***** Listing *****

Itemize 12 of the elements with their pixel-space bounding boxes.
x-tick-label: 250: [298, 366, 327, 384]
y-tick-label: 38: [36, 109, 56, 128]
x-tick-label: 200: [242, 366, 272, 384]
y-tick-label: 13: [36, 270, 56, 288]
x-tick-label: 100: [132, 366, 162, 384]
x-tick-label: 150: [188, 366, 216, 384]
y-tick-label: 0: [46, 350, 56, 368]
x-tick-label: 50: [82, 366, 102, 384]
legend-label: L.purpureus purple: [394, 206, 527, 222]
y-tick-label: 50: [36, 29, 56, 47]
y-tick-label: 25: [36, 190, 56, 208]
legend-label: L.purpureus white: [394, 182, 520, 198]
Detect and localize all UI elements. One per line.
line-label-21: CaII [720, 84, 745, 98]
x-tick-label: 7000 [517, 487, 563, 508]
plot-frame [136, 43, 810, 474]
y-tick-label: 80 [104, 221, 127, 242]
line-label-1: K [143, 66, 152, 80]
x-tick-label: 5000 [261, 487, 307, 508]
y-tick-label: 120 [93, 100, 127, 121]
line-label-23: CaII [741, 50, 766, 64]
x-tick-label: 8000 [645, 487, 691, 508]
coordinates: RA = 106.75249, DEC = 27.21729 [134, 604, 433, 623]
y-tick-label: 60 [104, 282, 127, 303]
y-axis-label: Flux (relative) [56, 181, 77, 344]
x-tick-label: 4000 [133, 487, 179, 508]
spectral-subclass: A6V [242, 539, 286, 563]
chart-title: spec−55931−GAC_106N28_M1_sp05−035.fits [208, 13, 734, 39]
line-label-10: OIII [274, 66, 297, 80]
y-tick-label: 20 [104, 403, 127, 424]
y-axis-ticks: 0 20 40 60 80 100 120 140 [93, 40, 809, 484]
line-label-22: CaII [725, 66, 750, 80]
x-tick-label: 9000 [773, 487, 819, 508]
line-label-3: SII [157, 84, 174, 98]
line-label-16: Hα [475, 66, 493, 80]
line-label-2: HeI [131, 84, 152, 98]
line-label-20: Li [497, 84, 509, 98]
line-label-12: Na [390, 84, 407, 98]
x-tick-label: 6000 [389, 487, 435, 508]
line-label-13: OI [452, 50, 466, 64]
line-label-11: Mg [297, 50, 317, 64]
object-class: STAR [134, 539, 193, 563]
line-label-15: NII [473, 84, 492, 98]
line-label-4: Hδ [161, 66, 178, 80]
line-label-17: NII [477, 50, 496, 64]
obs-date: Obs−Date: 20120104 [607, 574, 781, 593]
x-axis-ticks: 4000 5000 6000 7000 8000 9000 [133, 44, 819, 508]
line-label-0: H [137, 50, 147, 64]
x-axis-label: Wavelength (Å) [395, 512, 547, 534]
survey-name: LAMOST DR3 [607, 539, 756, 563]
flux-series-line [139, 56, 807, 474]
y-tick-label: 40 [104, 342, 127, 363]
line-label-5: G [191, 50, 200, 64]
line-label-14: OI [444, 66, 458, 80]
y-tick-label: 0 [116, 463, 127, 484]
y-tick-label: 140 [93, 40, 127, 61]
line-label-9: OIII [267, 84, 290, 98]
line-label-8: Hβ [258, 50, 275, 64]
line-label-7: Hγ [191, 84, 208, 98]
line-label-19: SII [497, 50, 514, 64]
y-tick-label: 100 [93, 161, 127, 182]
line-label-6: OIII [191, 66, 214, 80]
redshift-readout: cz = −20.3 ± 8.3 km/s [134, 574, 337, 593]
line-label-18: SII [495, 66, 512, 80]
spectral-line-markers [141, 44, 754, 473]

*****

◆ **Job**
Reproduce the records without changes, from the very start through the line containing "y-axis-label: Flux (relative)", including that line.

◆ **Output for this exercise**
Itemize 12 of the elements with their pixel-space bounding boxes.
x-tick-label: 250: [298, 366, 327, 384]
y-tick-label: 38: [36, 109, 56, 128]
x-tick-label: 200: [242, 366, 272, 384]
y-tick-label: 13: [36, 270, 56, 288]
x-tick-label: 100: [132, 366, 162, 384]
x-tick-label: 150: [188, 366, 216, 384]
y-tick-label: 0: [46, 350, 56, 368]
x-tick-label: 50: [82, 366, 102, 384]
legend-label: L.purpureus purple: [394, 206, 527, 222]
y-tick-label: 50: [36, 29, 56, 47]
y-tick-label: 25: [36, 190, 56, 208]
legend-label: L.purpureus white: [394, 182, 520, 198]
Detect and localize all UI elements. One per line.
line-label-21: CaII [720, 84, 745, 98]
x-tick-label: 7000 [517, 487, 563, 508]
plot-frame [136, 43, 810, 474]
y-tick-label: 80 [104, 221, 127, 242]
line-label-1: K [143, 66, 152, 80]
x-tick-label: 5000 [261, 487, 307, 508]
y-tick-label: 120 [93, 100, 127, 121]
line-label-23: CaII [741, 50, 766, 64]
x-tick-label: 8000 [645, 487, 691, 508]
coordinates: RA = 106.75249, DEC = 27.21729 [134, 604, 433, 623]
y-tick-label: 60 [104, 282, 127, 303]
y-axis-label: Flux (relative) [56, 181, 77, 344]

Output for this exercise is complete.